Your goal
Format every line of the listing below as a numbered list, omitting any blank lines.
>> start
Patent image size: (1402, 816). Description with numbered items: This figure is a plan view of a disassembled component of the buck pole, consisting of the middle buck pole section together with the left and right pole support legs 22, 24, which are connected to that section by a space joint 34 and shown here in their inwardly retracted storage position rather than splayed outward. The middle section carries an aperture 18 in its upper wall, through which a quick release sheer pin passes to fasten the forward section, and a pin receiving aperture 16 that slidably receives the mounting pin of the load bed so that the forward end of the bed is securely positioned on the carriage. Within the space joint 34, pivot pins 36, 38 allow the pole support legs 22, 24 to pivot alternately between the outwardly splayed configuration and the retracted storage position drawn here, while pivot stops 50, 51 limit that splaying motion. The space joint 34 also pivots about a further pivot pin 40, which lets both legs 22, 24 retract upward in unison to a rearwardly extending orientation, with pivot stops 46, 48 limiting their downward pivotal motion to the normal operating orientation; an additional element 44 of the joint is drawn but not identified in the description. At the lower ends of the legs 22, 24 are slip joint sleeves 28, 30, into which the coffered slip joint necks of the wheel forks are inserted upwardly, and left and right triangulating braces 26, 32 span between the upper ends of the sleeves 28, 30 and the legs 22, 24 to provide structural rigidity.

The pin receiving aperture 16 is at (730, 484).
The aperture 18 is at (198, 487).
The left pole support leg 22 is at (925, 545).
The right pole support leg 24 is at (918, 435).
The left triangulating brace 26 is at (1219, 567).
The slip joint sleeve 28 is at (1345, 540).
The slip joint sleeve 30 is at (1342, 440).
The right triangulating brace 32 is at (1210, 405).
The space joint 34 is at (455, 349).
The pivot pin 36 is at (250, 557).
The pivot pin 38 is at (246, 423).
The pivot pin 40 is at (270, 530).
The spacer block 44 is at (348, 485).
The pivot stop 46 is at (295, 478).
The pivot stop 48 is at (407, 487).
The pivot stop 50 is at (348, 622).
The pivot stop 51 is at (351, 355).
>> end
Task result
1. Patent image size: (1402, 816). Description with numbered items: This figure is a plan view of a disassembled component of the buck pole, consisting of the middle buck pole section together with the left and right pole support legs 22, 24, which are connected to that section by a space joint 34 and shown here in their inwardly retracted storage position rather than splayed outward. The middle section carries an aperture 18 in its upper wall, through which a quick release sheer pin passes to fasten the forward section, and a pin receiving aperture 16 that slidably receives the mounting pin of the load bed so that the forward end of the bed is securely positioned on the carriage. Within the space joint 34, pivot pins 36, 38 allow the pole support legs 22, 24 to pivot alternately between the outwardly splayed configuration and the retracted storage position drawn here, while pivot stops 50, 51 limit that splaying motion. The space joint 34 also pivots about a further pivot pin 40, which lets both legs 22, 24 retract upward in unison to a rearwardly extending orientation, with pivot stops 46, 48 limiting their downward pivotal motion to the normal operating orientation; an additional element 44 of the joint is drawn but not identified in the description. At the lower ends of the legs 22, 24 are slip joint sleeves 28, 30, into which the coffered slip joint necks of the wheel forks are inserted upwardly, and left and right triangulating braces 26, 32 span between the upper ends of the sleeves 28, 30 and the legs 22, 24 to provide structural rigidity.
2. The pin receiving aperture 16 is at (730, 484).
3. The aperture 18 is at (198, 487).
4. The left pole support leg 22 is at (925, 545).
5. The right pole support leg 24 is at (918, 435).
6. The left triangulating brace 26 is at (1219, 567).
7. The slip joint sleeve 28 is at (1345, 540).
8. The slip joint sleeve 30 is at (1342, 440).
9. The right triangulating brace 32 is at (1210, 405).
10. The space joint 34 is at (455, 349).
11. The pivot pin 36 is at (250, 557).
12. The pivot pin 38 is at (246, 423).
13. The pivot pin 40 is at (270, 530).
14. The spacer block 44 is at (348, 485).
15. The pivot stop 46 is at (295, 478).
16. The pivot stop 48 is at (407, 487).
17. The pivot stop 50 is at (348, 622).
18. The pivot stop 51 is at (351, 355).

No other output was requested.